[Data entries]
◇ ◇ ◇

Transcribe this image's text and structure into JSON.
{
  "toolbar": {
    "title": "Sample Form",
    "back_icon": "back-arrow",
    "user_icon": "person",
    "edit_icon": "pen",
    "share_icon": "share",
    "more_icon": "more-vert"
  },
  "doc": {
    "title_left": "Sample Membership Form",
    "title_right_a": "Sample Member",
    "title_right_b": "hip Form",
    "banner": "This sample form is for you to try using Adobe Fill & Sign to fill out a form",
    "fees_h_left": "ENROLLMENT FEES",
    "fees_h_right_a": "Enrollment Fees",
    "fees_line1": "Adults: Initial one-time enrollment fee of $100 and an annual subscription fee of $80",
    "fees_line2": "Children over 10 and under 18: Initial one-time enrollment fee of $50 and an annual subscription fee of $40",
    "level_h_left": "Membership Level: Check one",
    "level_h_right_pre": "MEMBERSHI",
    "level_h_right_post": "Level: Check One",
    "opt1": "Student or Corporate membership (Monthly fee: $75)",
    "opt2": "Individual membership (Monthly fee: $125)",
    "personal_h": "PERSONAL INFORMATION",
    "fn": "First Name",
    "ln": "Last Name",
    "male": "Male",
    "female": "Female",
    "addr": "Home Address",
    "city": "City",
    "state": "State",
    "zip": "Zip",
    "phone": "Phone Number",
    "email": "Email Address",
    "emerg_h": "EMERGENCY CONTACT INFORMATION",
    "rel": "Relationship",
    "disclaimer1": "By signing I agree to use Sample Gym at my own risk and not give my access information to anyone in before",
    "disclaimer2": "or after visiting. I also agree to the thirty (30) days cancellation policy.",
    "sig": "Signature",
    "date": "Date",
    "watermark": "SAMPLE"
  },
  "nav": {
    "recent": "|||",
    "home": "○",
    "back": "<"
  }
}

◇ ◇ ◇

_What you will do_
Write out all records exactly, keeping every detail.

_Written solution_
Transcribe this image's text and structure into JSON.
{
  "toolbar": {
    "title": "Sample Form",
    "back_icon": "back-arrow",
    "user_icon": "person",
    "edit_icon": "pen",
    "share_icon": "share",
    "more_icon": "more-vert"
  },
  "doc": {
    "title_left": "Sample Membership Form",
    "title_right_a": "Sample Member",
    "title_right_b": "hip Form",
    "banner": "This sample form is for you to try using Adobe Fill & Sign to fill out a form",
    "fees_h_left": "ENROLLMENT FEES",
    "fees_h_right_a": "Enrollment Fees",
    "fees_line1": "Adults: Initial one-time enrollment fee of $100 and an annual subscription fee of $80",
    "fees_line2": "Children over 10 and under 18: Initial one-time enrollment fee of $50 and an annual subscription fee of $40",
    "level_h_left": "Membership Level: Check one",
    "level_h_right_pre": "MEMBERSHI",
    "level_h_right_post": "Level: Check One",
    "opt1": "Student or Corporate membership (Monthly fee: $75)",
    "opt2": "Individual membership (Monthly fee: $125)",
    "personal_h": "PERSONAL INFORMATION",
    "fn": "First Name",
    "ln": "Last Name",
    "male": "Male",
    "female": "Female",
    "addr": "Home Address",
    "city": "City",
    "state": "State",
    "zip": "Zip",
    "phone": "Phone Number",
    "email": "Email Address",
    "emerg_h": "EMERGENCY CONTACT INFORMATION",
    "rel": "Relationship",
    "disclaimer1": "By signing I agree to use Sample Gym at my own risk and not give my access information to anyone in before",
    "disclaimer2": "or after visiting. I also agree to the thirty (30) days cancellation policy.",
    "sig": "Signature",
    "date": "Date",
    "watermark": "SAMPLE"
  },
  "nav": {
    "recent": "|||",
    "home": "○",
    "back": "<"
  }
}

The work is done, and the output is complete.